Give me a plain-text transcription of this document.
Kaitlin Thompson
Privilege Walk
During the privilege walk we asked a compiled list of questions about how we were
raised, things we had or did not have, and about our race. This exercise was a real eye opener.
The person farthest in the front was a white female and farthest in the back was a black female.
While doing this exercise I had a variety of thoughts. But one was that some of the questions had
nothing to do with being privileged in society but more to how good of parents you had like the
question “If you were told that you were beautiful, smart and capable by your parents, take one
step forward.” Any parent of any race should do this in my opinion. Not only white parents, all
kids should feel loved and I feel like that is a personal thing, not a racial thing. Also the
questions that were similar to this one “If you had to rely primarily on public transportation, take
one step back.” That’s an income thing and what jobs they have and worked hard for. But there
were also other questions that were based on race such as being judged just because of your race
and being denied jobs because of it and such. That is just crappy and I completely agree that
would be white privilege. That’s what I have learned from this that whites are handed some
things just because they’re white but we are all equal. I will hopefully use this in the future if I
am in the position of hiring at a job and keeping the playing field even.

****

Exercise description: Copy each line that contains the word "parents".

Finished answer:
nothing to do with being privileged in society but more to how good of parents you had like the
question “If you were told that you were beautiful, smart and capable by your parents, take one
step forward.” Any parent of any race should do this in my opinion. Not only white parents, all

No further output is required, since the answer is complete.